>> Begin

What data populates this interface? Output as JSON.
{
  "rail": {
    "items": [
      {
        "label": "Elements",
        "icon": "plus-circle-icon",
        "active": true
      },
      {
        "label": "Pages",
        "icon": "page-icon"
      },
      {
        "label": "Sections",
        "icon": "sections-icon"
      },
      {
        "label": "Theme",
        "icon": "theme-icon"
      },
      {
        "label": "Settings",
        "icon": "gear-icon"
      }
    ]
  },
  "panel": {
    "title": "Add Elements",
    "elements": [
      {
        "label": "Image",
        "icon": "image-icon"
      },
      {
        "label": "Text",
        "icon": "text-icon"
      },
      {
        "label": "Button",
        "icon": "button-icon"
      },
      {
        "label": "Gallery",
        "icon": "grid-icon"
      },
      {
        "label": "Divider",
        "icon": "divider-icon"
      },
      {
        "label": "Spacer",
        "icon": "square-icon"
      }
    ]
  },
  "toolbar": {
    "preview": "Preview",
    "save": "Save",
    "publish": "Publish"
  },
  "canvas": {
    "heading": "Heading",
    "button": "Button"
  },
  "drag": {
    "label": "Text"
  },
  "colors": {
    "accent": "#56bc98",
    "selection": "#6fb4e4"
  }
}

>> End

Check each line of the entries for the string "label". Copy the lines that have it.

        "label": "Elements",
        "label": "Pages",
        "label": "Sections",
        "label": "Theme",
        "label": "Settings",
        "label": "Image",
        "label": "Text",
        "label": "Button",
        "label": "Gallery",
        "label": "Divider",
        "label": "Spacer",
    "label": "Text"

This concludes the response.